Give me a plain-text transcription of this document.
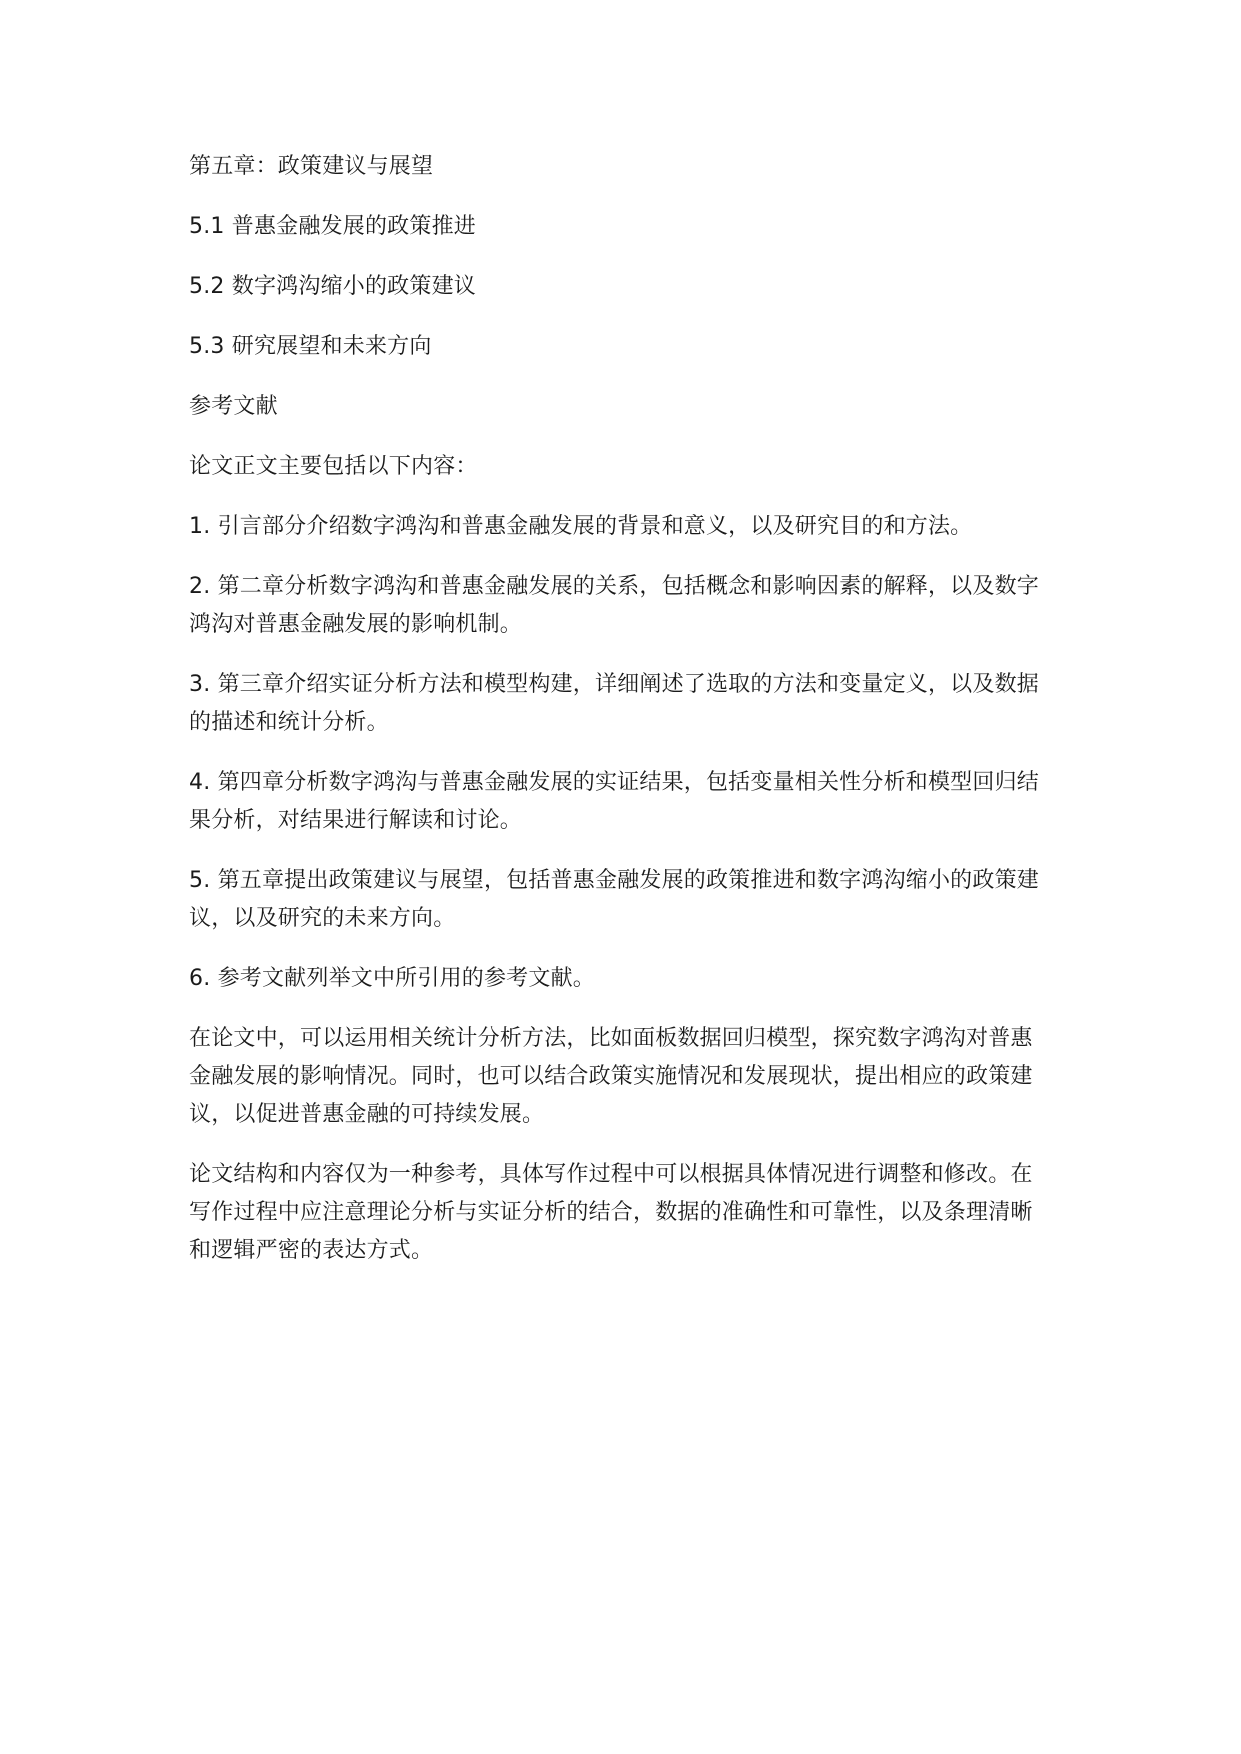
第五章：政策建议与展望

5.1 普惠金融发展的政策推进

5.2 数字鸿沟缩小的政策建议

5.3 研究展望和未来方向

参考文献

论文正文主要包括以下内容：

1. 引言部分介绍数字鸿沟和普惠金融发展的背景和意义，以及研究目的和方法。

2. 第二章分析数字鸿沟和普惠金融发展的关系，包括概念和影响因素的解释，以及数字鸿沟对普惠金融发展的影响机制。

3. 第三章介绍实证分析方法和模型构建，详细阐述了选取的方法和变量定义，以及数据的描述和统计分析。

4. 第四章分析数字鸿沟与普惠金融发展的实证结果，包括变量相关性分析和模型回归结果分析，对结果进行解读和讨论。

5. 第五章提出政策建议与展望，包括普惠金融发展的政策推进和数字鸿沟缩小的政策建议，以及研究的未来方向。

6. 参考文献列举文中所引用的参考文献。

在论文中，可以运用相关统计分析方法，比如面板数据回归模型，探究数字鸿沟对普惠金融发展的影响情况。同时，也可以结合政策实施情况和发展现状，提出相应的政策建议，以促进普惠金融的可持续发展。

论文结构和内容仅为一种参考，具体写作过程中可以根据具体情况进行调整和修改。在写作过程中应注意理论分析与实证分析的结合，数据的准确性和可靠性，以及条理清晰和逻辑严密的表达方式。
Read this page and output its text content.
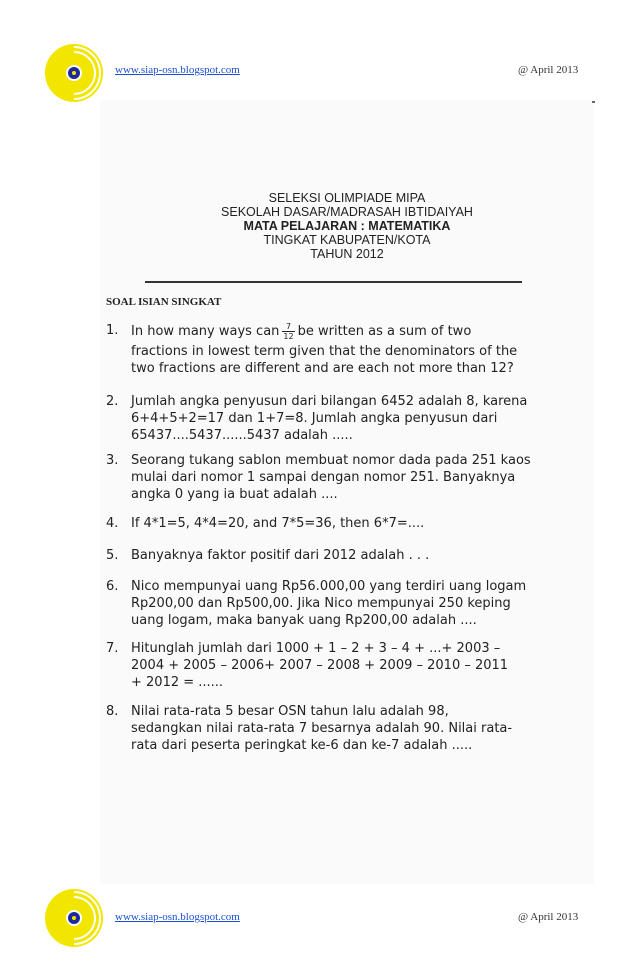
www.siap-osn.blogspot.com	@ April 2013
SELEKSI OLIMPIADE MIPA
SEKOLAH DASAR/MADRASAH IBTIDAIYAH
MATA PELAJARAN : MATEMATIKA
TINGKAT KABUPATEN/KOTA
TAHUN 2012
SOAL ISIAN SINGKAT
1. In how many ways can $\frac{7}{12}$ be written as a sum of two
fractions in lowest term given that the denominators of the
two fractions are different and are each not more than 12?
2. Jumlah angka penyusun dari bilangan 6452 adalah 8, karena
6+4+5+2=17 dan 1+7=8. Jumlah angka penyusun dari
65437....5437......5437 adalah .....
3. Seorang tukang sablon membuat nomor dada pada 251 kaos
mulai dari nomor 1 sampai dengan nomor 251. Banyaknya
angka 0 yang ia buat adalah ....
4. If 4*1=5, 4*4=20, and 7*5=36, then 6*7=....
5. Banyaknya faktor positif dari 2012 adalah . . .
6. Nico mempunyai uang Rp56.000,00 yang terdiri uang logam
Rp200,00 dan Rp500,00. Jika Nico mempunyai 250 keping
uang logam, maka banyak uang Rp200,00 adalah ....
7. Hitunglah jumlah dari 1000 + 1 – 2 + 3 – 4 + ...+ 2003 –
2004 + 2005 – 2006+ 2007 – 2008 + 2009 – 2010 – 2011
+ 2012 = ......
8. Nilai rata-rata 5 besar OSN tahun lalu adalah 98,
sedangkan nilai rata-rata 7 besarnya adalah 90. Nilai rata-
rata dari peserta peringkat ke-6 dan ke-7 adalah .....
www.siap-osn.blogspot.com	@ April 2013
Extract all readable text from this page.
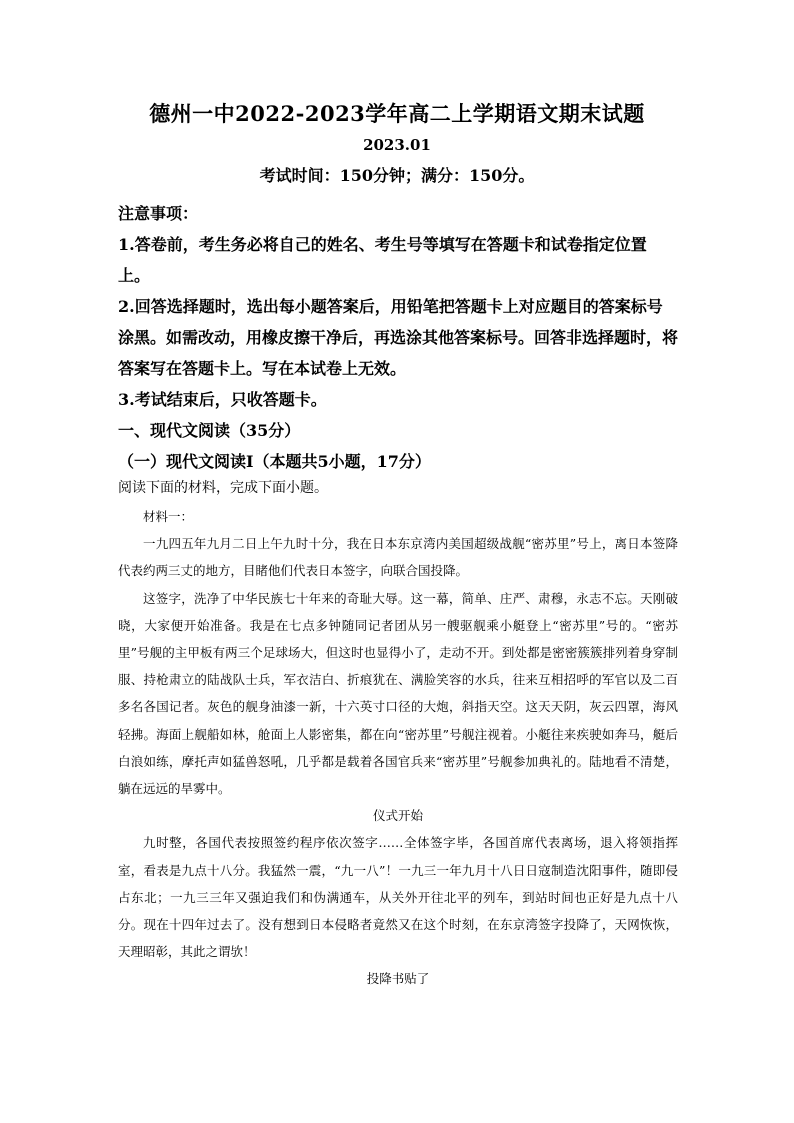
德州一中2022-2023学年高二上学期语文期末试题
2023.01
考试时间：150分钟；满分：150分。

注意事项：

1.答卷前，考生务必将自己的姓名、考生号等填写在答题卡和试卷指定位置上。

2.回答选择题时，选出每小题答案后，用铅笔把答题卡上对应题目的答案标号涂黑。如需改动，用橡皮擦干净后，再选涂其他答案标号。回答非选择题时，将答案写在答题卡上。写在本试卷上无效。

3.考试结束后，只收答题卡。

一、现代文阅读（35分）

（一）现代文阅读Ⅰ（本题共5小题，17分）

阅读下面的材料，完成下面小题。

材料一：

一九四五年九月二日上午九时十分，我在日本东京湾内美国超级战舰“密苏里”号上，离日本签降代表约两三丈的地方，目睹他们代表日本签字，向联合国投降。

这签字，洗净了中华民族七十年来的奇耻大辱。这一幕，简单、庄严、肃穆，永志不忘。天刚破晓，大家便开始准备。我是在七点多钟随同记者团从另一艘驱舰乘小艇登上“密苏里”号的。“密苏里”号舰的主甲板有两三个足球场大，但这时也显得小了，走动不开。到处都是密密簇簇排列着身穿制服、持枪肃立的陆战队士兵，军衣洁白、折痕犹在、满脸笑容的水兵，往来互相招呼的军官以及二百多名各国记者。灰色的舰身油漆一新，十六英寸口径的大炮，斜指天空。这天天阴，灰云四罩，海风轻拂。海面上舰船如林，舱面上人影密集，都在向“密苏里”号舰注视着。小艇往来疾驶如奔马，艇后白浪如练，摩托声如猛兽怒吼，几乎都是载着各国官兵来“密苏里”号舰参加典礼的。陆地看不清楚，躺在远远的旱雾中。

仪式开始

九时整，各国代表按照签约程序依次签字……全体签字毕，各国首席代表离场，退入将领指挥室，看表是九点十八分。我猛然一震，“九一八”！一九三一年九月十八日日寇制造沈阳事件，随即侵占东北；一九三三年又强迫我们和伪满通车，从关外开往北平的列车，到站时间也正好是九点十八分。现在十四年过去了。没有想到日本侵略者竟然又在这个时刻，在东京湾签字投降了，天网恢恢，天理昭彰，其此之谓欤！

投降书贴了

Exercise goal =>
Repeat the listing above exactly, with no pictures.

Correct response =>
Give me a plain-text transcription of this document.
第五章：政策建议与展望

5.1 普惠金融发展的政策推进

5.2 数字鸿沟缩小的政策建议

5.3 研究展望和未来方向

参考文献

论文正文主要包括以下内容：

1. 引言部分介绍数字鸿沟和普惠金融发展的背景和意义，以及研究目的和方法。

2. 第二章分析数字鸿沟和普惠金融发展的关系，包括概念和影响因素的解释，以及数字鸿沟对普惠金融发展的影响机制。

3. 第三章介绍实证分析方法和模型构建，详细阐述了选取的方法和变量定义，以及数据的描述和统计分析。

4. 第四章分析数字鸿沟与普惠金融发展的实证结果，包括变量相关性分析和模型回归结果分析，对结果进行解读和讨论。

5. 第五章提出政策建议与展望，包括普惠金融发展的政策推进和数字鸿沟缩小的政策建议，以及研究的未来方向。

6. 参考文献列举文中所引用的参考文献。

在论文中，可以运用相关统计分析方法，比如面板数据回归模型，探究数字鸿沟对普惠金融发展的影响情况。同时，也可以结合政策实施情况和发展现状，提出相应的政策建议，以促进普惠金融的可持续发展。

论文结构和内容仅为一种参考，具体写作过程中可以根据具体情况进行调整和修改。在写作过程中应注意理论分析与实证分析的结合，数据的准确性和可靠性，以及条理清晰和逻辑严密的表达方式。
Read this page and output its text content.
www.siap-osn.blogspot.com	@ April 2013
SELEKSI OLIMPIADE MIPA
SEKOLAH DASAR/MADRASAH IBTIDAIYAH
MATA PELAJARAN : MATEMATIKA
TINGKAT KABUPATEN/KOTA
TAHUN 2012
SOAL ISIAN SINGKAT
1. In how many ways can $\frac{7}{12}$ be written as a sum of two
fractions in lowest term given that the denominators of the
two fractions are different and are each not more than 12?
2. Jumlah angka penyusun dari bilangan 6452 adalah 8, karena
6+4+5+2=17 dan 1+7=8. Jumlah angka penyusun dari
65437....5437......5437 adalah .....
3. Seorang tukang sablon membuat nomor dada pada 251 kaos
mulai dari nomor 1 sampai dengan nomor 251. Banyaknya
angka 0 yang ia buat adalah ....
4. If 4*1=5, 4*4=20, and 7*5=36, then 6*7=....
5. Banyaknya faktor positif dari 2012 adalah . . .
6. Nico mempunyai uang Rp56.000,00 yang terdiri uang logam
Rp200,00 dan Rp500,00. Jika Nico mempunyai 250 keping
uang logam, maka banyak uang Rp200,00 adalah ....
7. Hitunglah jumlah dari 1000 + 1 – 2 + 3 – 4 + ...+ 2003 –
2004 + 2005 – 2006+ 2007 – 2008 + 2009 – 2010 – 2011
+ 2012 = ......
8. Nilai rata-rata 5 besar OSN tahun lalu adalah 98,
sedangkan nilai rata-rata 7 besarnya adalah 90. Nilai rata-
rata dari peserta peringkat ke-6 dan ke-7 adalah .....
www.siap-osn.blogspot.com	@ April 2013
Extract all readable text from this page.
德州一中2022-2023学年高二上学期语文期末试题
2023.01
考试时间：150分钟；满分：150分。

注意事项：

1.答卷前，考生务必将自己的姓名、考生号等填写在答题卡和试卷指定位置上。

2.回答选择题时，选出每小题答案后，用铅笔把答题卡上对应题目的答案标号涂黑。如需改动，用橡皮擦干净后，再选涂其他答案标号。回答非选择题时，将答案写在答题卡上。写在本试卷上无效。

3.考试结束后，只收答题卡。

一、现代文阅读（35分）

（一）现代文阅读Ⅰ（本题共5小题，17分）

阅读下面的材料，完成下面小题。

材料一：

一九四五年九月二日上午九时十分，我在日本东京湾内美国超级战舰“密苏里”号上，离日本签降代表约两三丈的地方，目睹他们代表日本签字，向联合国投降。

这签字，洗净了中华民族七十年来的奇耻大辱。这一幕，简单、庄严、肃穆，永志不忘。天刚破晓，大家便开始准备。我是在七点多钟随同记者团从另一艘驱舰乘小艇登上“密苏里”号的。“密苏里”号舰的主甲板有两三个足球场大，但这时也显得小了，走动不开。到处都是密密簇簇排列着身穿制服、持枪肃立的陆战队士兵，军衣洁白、折痕犹在、满脸笑容的水兵，往来互相招呼的军官以及二百多名各国记者。灰色的舰身油漆一新，十六英寸口径的大炮，斜指天空。这天天阴，灰云四罩，海风轻拂。海面上舰船如林，舱面上人影密集，都在向“密苏里”号舰注视着。小艇往来疾驶如奔马，艇后白浪如练，摩托声如猛兽怒吼，几乎都是载着各国官兵来“密苏里”号舰参加典礼的。陆地看不清楚，躺在远远的旱雾中。

仪式开始

九时整，各国代表按照签约程序依次签字……全体签字毕，各国首席代表离场，退入将领指挥室，看表是九点十八分。我猛然一震，“九一八”！一九三一年九月十八日日寇制造沈阳事件，随即侵占东北；一九三三年又强迫我们和伪满通车，从关外开往北平的列车，到站时间也正好是九点十八分。现在十四年过去了。没有想到日本侵略者竟然又在这个时刻，在东京湾签字投降了，天网恢恢，天理昭彰，其此之谓欤！

投降书贴了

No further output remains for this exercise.